▶ SHORT EXERCISE: Copy out every line of the data below word for word, with nothing changed.

[A block of data]
——————

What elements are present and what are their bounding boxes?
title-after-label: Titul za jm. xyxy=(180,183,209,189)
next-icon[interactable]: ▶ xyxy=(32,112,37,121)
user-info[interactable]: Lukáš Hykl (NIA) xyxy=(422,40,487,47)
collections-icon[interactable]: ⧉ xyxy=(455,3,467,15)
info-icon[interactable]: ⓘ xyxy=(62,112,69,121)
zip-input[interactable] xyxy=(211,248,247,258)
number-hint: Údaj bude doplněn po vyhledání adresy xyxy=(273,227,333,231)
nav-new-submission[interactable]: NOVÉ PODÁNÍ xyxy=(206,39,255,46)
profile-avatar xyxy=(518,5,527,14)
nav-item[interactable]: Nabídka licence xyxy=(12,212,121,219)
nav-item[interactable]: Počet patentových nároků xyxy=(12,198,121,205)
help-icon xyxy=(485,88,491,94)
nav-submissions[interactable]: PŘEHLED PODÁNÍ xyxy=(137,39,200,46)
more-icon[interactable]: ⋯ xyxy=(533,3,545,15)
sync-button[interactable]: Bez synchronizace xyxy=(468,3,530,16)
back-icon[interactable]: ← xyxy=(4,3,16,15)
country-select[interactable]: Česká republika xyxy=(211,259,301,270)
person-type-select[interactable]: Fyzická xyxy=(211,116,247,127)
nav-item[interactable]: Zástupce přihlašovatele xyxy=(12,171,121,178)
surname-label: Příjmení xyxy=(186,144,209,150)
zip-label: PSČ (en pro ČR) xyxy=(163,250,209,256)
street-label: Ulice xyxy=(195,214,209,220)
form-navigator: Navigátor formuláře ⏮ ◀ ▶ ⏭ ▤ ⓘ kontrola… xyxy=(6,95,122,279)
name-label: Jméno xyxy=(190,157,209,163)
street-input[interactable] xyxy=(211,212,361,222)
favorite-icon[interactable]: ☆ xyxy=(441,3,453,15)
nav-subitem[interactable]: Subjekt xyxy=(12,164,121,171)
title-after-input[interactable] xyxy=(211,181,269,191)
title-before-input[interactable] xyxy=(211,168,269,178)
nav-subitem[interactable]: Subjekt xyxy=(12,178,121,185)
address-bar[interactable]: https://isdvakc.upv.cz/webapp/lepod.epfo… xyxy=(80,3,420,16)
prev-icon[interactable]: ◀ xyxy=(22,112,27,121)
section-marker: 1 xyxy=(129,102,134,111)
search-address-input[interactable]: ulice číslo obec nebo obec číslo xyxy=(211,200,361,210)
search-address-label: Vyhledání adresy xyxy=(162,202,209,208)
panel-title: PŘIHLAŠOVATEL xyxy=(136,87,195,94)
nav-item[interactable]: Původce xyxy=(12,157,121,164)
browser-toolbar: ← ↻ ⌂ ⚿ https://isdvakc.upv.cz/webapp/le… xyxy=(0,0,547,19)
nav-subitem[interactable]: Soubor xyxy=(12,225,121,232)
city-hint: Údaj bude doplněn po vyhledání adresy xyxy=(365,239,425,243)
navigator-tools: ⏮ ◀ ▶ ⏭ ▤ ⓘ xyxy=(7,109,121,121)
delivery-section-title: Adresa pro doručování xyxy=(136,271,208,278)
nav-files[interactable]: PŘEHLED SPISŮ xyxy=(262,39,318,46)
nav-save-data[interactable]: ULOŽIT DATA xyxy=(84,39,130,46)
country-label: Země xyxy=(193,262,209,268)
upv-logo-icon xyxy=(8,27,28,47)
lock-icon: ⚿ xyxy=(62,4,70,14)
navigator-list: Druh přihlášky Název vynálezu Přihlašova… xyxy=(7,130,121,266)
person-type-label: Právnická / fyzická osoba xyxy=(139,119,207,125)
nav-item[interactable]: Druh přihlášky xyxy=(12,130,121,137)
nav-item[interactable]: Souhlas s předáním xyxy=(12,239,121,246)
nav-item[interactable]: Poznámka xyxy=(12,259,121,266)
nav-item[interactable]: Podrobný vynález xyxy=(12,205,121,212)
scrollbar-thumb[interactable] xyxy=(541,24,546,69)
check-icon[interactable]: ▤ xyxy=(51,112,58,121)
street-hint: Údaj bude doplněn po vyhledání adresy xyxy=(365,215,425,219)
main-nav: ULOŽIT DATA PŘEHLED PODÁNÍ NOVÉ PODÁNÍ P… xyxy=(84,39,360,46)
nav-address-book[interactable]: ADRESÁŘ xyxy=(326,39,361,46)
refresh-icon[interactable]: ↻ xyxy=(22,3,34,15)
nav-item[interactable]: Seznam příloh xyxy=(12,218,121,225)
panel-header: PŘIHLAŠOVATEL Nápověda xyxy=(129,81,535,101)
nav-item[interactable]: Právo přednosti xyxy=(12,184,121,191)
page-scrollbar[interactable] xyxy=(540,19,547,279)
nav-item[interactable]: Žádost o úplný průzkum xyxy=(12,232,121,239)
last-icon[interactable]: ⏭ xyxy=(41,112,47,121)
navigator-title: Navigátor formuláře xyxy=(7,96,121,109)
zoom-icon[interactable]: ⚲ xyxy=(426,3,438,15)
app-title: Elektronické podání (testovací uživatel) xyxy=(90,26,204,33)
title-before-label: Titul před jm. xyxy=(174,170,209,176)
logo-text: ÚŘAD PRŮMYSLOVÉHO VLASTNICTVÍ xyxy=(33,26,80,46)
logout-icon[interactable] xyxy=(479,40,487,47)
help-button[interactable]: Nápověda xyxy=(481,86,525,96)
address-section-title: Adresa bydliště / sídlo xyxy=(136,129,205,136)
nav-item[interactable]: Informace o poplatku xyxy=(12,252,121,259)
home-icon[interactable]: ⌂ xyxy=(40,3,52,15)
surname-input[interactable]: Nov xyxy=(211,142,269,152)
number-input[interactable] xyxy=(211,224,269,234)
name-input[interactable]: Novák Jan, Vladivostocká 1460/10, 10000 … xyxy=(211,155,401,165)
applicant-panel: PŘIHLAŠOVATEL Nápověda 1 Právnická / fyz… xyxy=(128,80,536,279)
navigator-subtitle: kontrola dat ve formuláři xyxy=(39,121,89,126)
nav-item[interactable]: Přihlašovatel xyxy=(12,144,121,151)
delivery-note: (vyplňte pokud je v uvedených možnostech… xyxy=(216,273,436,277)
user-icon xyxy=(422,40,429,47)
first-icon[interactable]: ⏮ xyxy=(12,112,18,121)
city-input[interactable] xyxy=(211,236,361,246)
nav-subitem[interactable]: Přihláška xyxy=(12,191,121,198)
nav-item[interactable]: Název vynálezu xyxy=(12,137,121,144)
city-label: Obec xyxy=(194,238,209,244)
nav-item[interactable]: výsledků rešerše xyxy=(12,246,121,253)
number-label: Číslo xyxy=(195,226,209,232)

——————

▶ RESULT OF THE TASK:
What elements are present and what are their bounding boxes?
title-after-label: Titul za jm. xyxy=(180,183,209,189)
next-icon[interactable]: ▶ xyxy=(32,112,37,121)
user-info[interactable]: Lukáš Hykl (NIA) xyxy=(422,40,487,47)
collections-icon[interactable]: ⧉ xyxy=(455,3,467,15)
info-icon[interactable]: ⓘ xyxy=(62,112,69,121)
zip-input[interactable] xyxy=(211,248,247,258)
number-hint: Údaj bude doplněn po vyhledání adresy xyxy=(273,227,333,231)
nav-new-submission[interactable]: NOVÉ PODÁNÍ xyxy=(206,39,255,46)
profile-avatar xyxy=(518,5,527,14)
nav-item[interactable]: Nabídka licence xyxy=(12,212,121,219)
nav-item[interactable]: Počet patentových nároků xyxy=(12,198,121,205)
help-icon xyxy=(485,88,491,94)
nav-submissions[interactable]: PŘEHLED PODÁNÍ xyxy=(137,39,200,46)
more-icon[interactable]: ⋯ xyxy=(533,3,545,15)
sync-button[interactable]: Bez synchronizace xyxy=(468,3,530,16)
back-icon[interactable]: ← xyxy=(4,3,16,15)
country-select[interactable]: Česká republika xyxy=(211,259,301,270)
person-type-select[interactable]: Fyzická xyxy=(211,116,247,127)
nav-item[interactable]: Zástupce přihlašovatele xyxy=(12,171,121,178)
surname-label: Příjmení xyxy=(186,144,209,150)
zip-label: PSČ (en pro ČR) xyxy=(163,250,209,256)
street-label: Ulice xyxy=(195,214,209,220)
form-navigator: Navigátor formuláře ⏮ ◀ ▶ ⏭ ▤ ⓘ kontrola… xyxy=(6,95,122,279)
name-label: Jméno xyxy=(190,157,209,163)
street-input[interactable] xyxy=(211,212,361,222)
favorite-icon[interactable]: ☆ xyxy=(441,3,453,15)
nav-subitem[interactable]: Subjekt xyxy=(12,164,121,171)
title-after-input[interactable] xyxy=(211,181,269,191)
title-before-input[interactable] xyxy=(211,168,269,178)
nav-subitem[interactable]: Subjekt xyxy=(12,178,121,185)
address-bar[interactable]: https://isdvakc.upv.cz/webapp/lepod.epfo… xyxy=(80,3,420,16)
prev-icon[interactable]: ◀ xyxy=(22,112,27,121)
section-marker: 1 xyxy=(129,102,134,111)
search-address-input[interactable]: ulice číslo obec nebo obec číslo xyxy=(211,200,361,210)
search-address-label: Vyhledání adresy xyxy=(162,202,209,208)
panel-title: PŘIHLAŠOVATEL xyxy=(136,87,195,94)
nav-item[interactable]: Původce xyxy=(12,157,121,164)
browser-toolbar: ← ↻ ⌂ ⚿ https://isdvakc.upv.cz/webapp/le… xyxy=(0,0,547,19)
nav-subitem[interactable]: Soubor xyxy=(12,225,121,232)
city-hint: Údaj bude doplněn po vyhledání adresy xyxy=(365,239,425,243)
navigator-tools: ⏮ ◀ ▶ ⏭ ▤ ⓘ xyxy=(7,109,121,121)
delivery-section-title: Adresa pro doručování xyxy=(136,271,208,278)
nav-files[interactable]: PŘEHLED SPISŮ xyxy=(262,39,318,46)
nav-save-data[interactable]: ULOŽIT DATA xyxy=(84,39,130,46)
country-label: Země xyxy=(193,262,209,268)
upv-logo-icon xyxy=(8,27,28,47)
lock-icon: ⚿ xyxy=(62,4,70,14)
navigator-list: Druh přihlášky Název vynálezu Přihlašova… xyxy=(7,130,121,266)
person-type-label: Právnická / fyzická osoba xyxy=(139,119,207,125)
nav-item[interactable]: Druh přihlášky xyxy=(12,130,121,137)
nav-item[interactable]: Souhlas s předáním xyxy=(12,239,121,246)
nav-item[interactable]: Poznámka xyxy=(12,259,121,266)
nav-item[interactable]: Podrobný vynález xyxy=(12,205,121,212)
scrollbar-thumb[interactable] xyxy=(541,24,546,69)
check-icon[interactable]: ▤ xyxy=(51,112,58,121)
street-hint: Údaj bude doplněn po vyhledání adresy xyxy=(365,215,425,219)
main-nav: ULOŽIT DATA PŘEHLED PODÁNÍ NOVÉ PODÁNÍ P… xyxy=(84,39,360,46)
nav-address-book[interactable]: ADRESÁŘ xyxy=(326,39,361,46)
refresh-icon[interactable]: ↻ xyxy=(22,3,34,15)
nav-item[interactable]: Seznam příloh xyxy=(12,218,121,225)
panel-header: PŘIHLAŠOVATEL Nápověda xyxy=(129,81,535,101)
nav-item[interactable]: Právo přednosti xyxy=(12,184,121,191)
page-scrollbar[interactable] xyxy=(540,19,547,279)
nav-item[interactable]: Žádost o úplný průzkum xyxy=(12,232,121,239)
last-icon[interactable]: ⏭ xyxy=(41,112,47,121)
navigator-title: Navigátor formuláře xyxy=(7,96,121,109)
zoom-icon[interactable]: ⚲ xyxy=(426,3,438,15)
app-title: Elektronické podání (testovací uživatel) xyxy=(90,26,204,33)
title-before-label: Titul před jm. xyxy=(174,170,209,176)
logo-text: ÚŘAD PRŮMYSLOVÉHO VLASTNICTVÍ xyxy=(33,26,80,46)
logout-icon[interactable] xyxy=(479,40,487,47)
help-button[interactable]: Nápověda xyxy=(481,86,525,96)
address-section-title: Adresa bydliště / sídlo xyxy=(136,129,205,136)
nav-item[interactable]: Informace o poplatku xyxy=(12,252,121,259)
home-icon[interactable]: ⌂ xyxy=(40,3,52,15)
surname-input[interactable]: Nov xyxy=(211,142,269,152)
number-input[interactable] xyxy=(211,224,269,234)
name-input[interactable]: Novák Jan, Vladivostocká 1460/10, 10000 … xyxy=(211,155,401,165)
applicant-panel: PŘIHLAŠOVATEL Nápověda 1 Právnická / fyz… xyxy=(128,80,536,279)
navigator-subtitle: kontrola dat ve formuláři xyxy=(39,121,89,126)
nav-item[interactable]: Přihlašovatel xyxy=(12,144,121,151)
delivery-note: (vyplňte pokud je v uvedených možnostech… xyxy=(216,273,436,277)
user-icon xyxy=(422,40,429,47)
first-icon[interactable]: ⏮ xyxy=(12,112,18,121)
city-input[interactable] xyxy=(211,236,361,246)
nav-subitem[interactable]: Přihláška xyxy=(12,191,121,198)
nav-item[interactable]: Název vynálezu xyxy=(12,137,121,144)
city-label: Obec xyxy=(194,238,209,244)
nav-item[interactable]: výsledků rešerše xyxy=(12,246,121,253)
number-label: Číslo xyxy=(195,226,209,232)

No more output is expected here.